• [REQUEST A]: List each symbol that the theorem statement in the text on residues at poles uses for a variable, function, or set, leaving out the symbol for the complex numbers.

• [QUOTED TEXT]:
▼
📂Complex Anaylsis

Residue at Poles

Theorem ¹

Let $\alpha$ be represented as the pole of order $m$, that is, $\displaystyle f(z) = {{g(z)} \over { (z - \alpha)^m }}$ of the function $f: A \subset \mathbb{C} \to \mathbb{C}$. Here, if $g$ is analytic within $\alpha$ and we denote $g(\alpha) \ne 0$ as $$ \text{Res}_{\alpha} f(z) = {{g^{(m-1)} (\alpha)} \over {(m-1)!} } $$

Although we can transform the integration problem into a problem of finding residues through the Residue Theorem, it’s futile if finding the residues is as difficult as the integration itself. Each time we apply the Residue Theorem, we would have to perform the Laurent expansion according to its definition and find the residues, which is realistically too complex for computations. Therefore, scholars have developed methods to easily find residues, and fortunately, they have discovered formulas that allow us to quickly and easily find the residues for poles. However, in this theorem’s case, since it requires differentiation of $g$ by $(m-1)$ times, it might be easier to find the residues using their definition once it reaches around $m \ge 3$.
▲
[Data listing]
▼
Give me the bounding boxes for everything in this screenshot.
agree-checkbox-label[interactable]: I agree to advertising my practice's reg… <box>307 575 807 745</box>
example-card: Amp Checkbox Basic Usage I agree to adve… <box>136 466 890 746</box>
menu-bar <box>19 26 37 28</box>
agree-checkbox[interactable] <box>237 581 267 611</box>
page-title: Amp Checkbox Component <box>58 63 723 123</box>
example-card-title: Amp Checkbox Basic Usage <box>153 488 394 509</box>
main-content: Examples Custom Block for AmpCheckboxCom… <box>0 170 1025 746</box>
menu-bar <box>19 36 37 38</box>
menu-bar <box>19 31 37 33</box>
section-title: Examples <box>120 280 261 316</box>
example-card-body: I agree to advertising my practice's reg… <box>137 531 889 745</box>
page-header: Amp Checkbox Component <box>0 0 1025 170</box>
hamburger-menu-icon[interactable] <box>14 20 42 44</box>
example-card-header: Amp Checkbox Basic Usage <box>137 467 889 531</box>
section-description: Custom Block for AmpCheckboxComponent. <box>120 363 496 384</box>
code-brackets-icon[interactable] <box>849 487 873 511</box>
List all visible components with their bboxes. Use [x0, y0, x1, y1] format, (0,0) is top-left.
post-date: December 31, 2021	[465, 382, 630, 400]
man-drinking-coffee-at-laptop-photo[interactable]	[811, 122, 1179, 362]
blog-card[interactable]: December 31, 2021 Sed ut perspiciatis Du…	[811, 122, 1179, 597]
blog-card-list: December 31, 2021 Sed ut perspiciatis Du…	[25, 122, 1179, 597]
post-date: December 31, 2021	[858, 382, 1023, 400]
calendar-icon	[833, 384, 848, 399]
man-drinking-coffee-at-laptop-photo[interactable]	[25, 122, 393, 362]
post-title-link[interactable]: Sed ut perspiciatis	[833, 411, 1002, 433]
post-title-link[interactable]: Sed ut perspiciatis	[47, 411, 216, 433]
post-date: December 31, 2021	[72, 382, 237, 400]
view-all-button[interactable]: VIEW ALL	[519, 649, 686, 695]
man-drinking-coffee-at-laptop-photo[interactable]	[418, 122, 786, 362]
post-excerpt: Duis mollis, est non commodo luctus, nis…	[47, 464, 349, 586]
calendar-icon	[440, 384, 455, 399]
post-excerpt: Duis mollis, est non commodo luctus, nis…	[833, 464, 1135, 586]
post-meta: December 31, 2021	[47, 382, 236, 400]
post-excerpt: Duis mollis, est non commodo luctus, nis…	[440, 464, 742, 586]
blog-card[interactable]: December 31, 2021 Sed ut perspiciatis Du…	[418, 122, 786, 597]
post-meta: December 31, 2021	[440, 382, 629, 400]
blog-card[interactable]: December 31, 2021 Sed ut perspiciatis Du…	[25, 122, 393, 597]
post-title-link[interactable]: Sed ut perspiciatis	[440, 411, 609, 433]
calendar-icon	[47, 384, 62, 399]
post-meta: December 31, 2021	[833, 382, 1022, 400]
▲
• [REQUEST B]: Rewrite the records starting with their first line and going on through the line with "hamburger-menu-icon[interactable] <box>14 20", swapping "menu-bar" for "menu-line" and leaving everything else unchanged.

• [EXERCISE RESPONSE A]: α, m, z, f, g, A

• [EXERCISE RESPONSE B]:
Give me the bounding boxes for everything in this screenshot.
agree-checkbox-label[interactable]: I agree to advertising my practice's reg… <box>307 575 807 745</box>
example-card: Amp Checkbox Basic Usage I agree to adve… <box>136 466 890 746</box>
menu-line <box>19 26 37 28</box>
agree-checkbox[interactable] <box>237 581 267 611</box>
page-title: Amp Checkbox Component <box>58 63 723 123</box>
example-card-title: Amp Checkbox Basic Usage <box>153 488 394 509</box>
main-content: Examples Custom Block for AmpCheckboxCom… <box>0 170 1025 746</box>
menu-line <box>19 36 37 38</box>
menu-line <box>19 31 37 33</box>
section-title: Examples <box>120 280 261 316</box>
example-card-body: I agree to advertising my practice's reg… <box>137 531 889 745</box>
page-header: Amp Checkbox Component <box>0 0 1025 170</box>
hamburger-menu-icon[interactable] <box>14 20 42 44</box>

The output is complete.